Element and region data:
>>>

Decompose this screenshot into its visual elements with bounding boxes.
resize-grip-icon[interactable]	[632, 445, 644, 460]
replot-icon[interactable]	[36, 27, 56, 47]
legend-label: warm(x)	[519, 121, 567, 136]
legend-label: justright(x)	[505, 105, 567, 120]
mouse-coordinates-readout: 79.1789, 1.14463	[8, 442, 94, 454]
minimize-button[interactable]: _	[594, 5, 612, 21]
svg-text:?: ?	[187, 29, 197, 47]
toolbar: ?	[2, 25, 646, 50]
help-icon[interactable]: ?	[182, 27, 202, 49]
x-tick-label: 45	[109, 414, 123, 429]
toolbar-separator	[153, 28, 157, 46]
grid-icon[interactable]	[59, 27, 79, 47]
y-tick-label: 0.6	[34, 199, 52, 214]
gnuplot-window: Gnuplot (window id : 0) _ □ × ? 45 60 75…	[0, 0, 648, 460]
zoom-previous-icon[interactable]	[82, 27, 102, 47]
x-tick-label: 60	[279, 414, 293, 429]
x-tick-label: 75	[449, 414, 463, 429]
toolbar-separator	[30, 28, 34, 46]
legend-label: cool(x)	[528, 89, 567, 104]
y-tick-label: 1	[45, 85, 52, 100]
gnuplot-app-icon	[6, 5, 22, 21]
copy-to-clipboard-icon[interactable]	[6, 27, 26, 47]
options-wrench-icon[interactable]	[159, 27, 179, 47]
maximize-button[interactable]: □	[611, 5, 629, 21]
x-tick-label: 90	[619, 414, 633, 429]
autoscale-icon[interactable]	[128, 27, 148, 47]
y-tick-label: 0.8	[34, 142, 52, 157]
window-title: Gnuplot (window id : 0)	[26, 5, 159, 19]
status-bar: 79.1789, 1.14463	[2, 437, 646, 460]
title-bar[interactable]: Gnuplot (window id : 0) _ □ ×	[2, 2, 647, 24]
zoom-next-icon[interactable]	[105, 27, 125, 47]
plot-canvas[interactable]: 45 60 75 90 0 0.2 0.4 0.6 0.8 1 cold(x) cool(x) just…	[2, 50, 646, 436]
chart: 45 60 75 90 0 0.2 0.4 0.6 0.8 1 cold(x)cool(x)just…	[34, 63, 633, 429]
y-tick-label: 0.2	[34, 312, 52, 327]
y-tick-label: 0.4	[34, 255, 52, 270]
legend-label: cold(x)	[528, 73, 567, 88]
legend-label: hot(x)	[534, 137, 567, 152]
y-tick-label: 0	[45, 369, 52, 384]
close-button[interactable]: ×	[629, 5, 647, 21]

<<<
>>>

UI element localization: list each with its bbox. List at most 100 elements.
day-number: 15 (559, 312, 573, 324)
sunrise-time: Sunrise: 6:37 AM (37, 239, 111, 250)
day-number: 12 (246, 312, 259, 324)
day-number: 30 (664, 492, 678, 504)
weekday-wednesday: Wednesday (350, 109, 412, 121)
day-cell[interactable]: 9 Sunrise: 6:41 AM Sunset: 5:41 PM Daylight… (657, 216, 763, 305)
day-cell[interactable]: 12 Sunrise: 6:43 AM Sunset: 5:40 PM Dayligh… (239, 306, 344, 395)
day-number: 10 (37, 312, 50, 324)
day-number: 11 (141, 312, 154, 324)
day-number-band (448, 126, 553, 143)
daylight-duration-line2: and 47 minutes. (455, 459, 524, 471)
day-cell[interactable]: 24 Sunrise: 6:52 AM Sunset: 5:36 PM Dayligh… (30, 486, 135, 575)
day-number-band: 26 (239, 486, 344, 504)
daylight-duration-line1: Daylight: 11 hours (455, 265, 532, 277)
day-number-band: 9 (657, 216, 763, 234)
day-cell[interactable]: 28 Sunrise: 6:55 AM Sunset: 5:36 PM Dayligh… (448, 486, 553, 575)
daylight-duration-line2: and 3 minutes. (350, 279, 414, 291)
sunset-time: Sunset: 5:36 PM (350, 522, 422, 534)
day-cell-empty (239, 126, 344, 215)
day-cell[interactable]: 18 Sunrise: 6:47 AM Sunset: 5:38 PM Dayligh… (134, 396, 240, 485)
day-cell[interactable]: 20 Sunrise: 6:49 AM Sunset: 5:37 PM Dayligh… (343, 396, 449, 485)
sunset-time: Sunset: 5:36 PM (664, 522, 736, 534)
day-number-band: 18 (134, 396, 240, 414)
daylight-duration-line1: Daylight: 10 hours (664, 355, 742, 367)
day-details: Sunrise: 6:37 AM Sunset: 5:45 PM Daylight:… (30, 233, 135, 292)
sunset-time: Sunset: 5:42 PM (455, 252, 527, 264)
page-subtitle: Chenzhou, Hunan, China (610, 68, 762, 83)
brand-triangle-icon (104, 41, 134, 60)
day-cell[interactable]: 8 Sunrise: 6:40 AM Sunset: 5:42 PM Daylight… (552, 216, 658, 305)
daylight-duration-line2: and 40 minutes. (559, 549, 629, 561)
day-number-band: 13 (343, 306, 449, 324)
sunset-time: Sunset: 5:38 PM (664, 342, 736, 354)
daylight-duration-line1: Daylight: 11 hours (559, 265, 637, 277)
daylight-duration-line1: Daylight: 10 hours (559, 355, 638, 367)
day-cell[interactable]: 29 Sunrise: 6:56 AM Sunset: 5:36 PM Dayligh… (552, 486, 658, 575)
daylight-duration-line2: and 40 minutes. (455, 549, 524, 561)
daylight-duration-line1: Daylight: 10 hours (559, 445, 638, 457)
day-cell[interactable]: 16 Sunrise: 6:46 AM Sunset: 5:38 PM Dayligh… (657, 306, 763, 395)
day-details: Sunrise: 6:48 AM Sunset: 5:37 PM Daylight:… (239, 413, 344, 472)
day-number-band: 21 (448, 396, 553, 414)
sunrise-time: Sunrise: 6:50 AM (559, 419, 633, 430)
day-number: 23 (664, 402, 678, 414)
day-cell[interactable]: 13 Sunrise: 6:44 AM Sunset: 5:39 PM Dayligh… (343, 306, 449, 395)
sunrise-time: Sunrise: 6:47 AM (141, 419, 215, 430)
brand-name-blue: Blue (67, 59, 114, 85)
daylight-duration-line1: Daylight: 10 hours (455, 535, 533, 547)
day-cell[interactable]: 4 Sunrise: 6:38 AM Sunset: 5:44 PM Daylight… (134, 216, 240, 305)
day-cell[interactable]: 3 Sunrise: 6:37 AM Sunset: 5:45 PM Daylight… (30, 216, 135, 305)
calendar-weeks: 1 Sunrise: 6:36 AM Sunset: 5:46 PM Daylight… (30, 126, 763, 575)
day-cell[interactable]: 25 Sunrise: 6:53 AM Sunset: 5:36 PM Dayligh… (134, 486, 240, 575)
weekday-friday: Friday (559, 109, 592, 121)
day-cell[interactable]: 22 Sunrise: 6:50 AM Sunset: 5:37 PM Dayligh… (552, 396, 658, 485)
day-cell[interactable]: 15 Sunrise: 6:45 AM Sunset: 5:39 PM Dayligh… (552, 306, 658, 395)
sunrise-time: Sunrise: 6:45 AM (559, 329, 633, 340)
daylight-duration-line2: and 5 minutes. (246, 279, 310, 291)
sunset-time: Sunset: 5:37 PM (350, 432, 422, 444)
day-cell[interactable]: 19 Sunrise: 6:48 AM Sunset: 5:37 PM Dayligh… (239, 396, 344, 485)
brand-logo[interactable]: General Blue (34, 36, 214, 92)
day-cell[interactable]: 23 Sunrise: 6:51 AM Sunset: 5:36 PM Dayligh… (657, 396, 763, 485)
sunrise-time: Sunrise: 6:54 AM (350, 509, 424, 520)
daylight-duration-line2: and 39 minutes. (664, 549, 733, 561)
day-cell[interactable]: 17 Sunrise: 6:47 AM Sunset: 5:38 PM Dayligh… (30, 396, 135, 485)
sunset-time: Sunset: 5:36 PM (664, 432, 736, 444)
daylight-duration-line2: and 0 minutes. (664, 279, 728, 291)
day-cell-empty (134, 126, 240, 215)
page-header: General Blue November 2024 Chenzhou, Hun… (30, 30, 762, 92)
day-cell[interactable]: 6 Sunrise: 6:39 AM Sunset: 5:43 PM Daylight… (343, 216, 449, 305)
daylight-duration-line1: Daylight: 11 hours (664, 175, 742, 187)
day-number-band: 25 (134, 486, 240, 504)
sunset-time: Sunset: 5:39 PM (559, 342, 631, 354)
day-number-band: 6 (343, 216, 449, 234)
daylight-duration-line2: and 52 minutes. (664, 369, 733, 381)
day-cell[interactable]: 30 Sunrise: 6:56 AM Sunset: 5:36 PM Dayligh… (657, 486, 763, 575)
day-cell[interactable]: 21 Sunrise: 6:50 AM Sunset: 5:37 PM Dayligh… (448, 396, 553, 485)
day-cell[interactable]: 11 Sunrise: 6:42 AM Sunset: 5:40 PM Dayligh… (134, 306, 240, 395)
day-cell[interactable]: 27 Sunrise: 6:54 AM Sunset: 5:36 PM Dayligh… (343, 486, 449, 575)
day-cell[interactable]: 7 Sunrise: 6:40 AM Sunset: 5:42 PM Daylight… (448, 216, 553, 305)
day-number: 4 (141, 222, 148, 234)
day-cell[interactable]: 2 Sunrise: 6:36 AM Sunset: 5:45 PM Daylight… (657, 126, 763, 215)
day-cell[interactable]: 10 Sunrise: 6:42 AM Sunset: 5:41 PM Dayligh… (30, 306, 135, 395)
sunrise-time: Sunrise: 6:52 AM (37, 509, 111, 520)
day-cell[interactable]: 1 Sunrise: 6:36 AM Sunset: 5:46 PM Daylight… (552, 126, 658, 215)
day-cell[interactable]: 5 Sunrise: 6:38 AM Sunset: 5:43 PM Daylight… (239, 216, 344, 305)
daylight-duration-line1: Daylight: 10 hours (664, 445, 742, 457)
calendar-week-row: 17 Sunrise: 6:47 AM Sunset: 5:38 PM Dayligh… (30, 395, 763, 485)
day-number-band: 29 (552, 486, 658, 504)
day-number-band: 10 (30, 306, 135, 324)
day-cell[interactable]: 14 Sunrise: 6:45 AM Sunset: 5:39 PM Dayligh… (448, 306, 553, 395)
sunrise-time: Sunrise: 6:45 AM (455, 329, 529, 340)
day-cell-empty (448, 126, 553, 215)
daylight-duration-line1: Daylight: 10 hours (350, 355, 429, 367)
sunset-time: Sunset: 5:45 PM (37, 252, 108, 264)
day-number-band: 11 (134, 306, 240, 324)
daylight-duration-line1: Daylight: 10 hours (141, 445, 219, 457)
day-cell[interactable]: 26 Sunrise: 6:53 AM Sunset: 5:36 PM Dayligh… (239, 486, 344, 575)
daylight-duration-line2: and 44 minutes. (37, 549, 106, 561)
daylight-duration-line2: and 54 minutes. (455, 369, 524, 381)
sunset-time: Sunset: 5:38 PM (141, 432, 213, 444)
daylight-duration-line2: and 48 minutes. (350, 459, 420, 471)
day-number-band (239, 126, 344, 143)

<<<

■ **Set exercise**
Retype the rows above verbatim, starting with the line containing "Decompose this screenshot" and ending with the line containing "5, 612, 21]", both included.

■ **Written answer**
Decompose this screenshot into its visual elements with bounding boxes.
resize-grip-icon[interactable]	[632, 445, 644, 460]
replot-icon[interactable]	[36, 27, 56, 47]
legend-label: warm(x)	[519, 121, 567, 136]
legend-label: justright(x)	[505, 105, 567, 120]
mouse-coordinates-readout: 79.1789, 1.14463	[8, 442, 94, 454]
minimize-button[interactable]: _	[594, 5, 612, 21]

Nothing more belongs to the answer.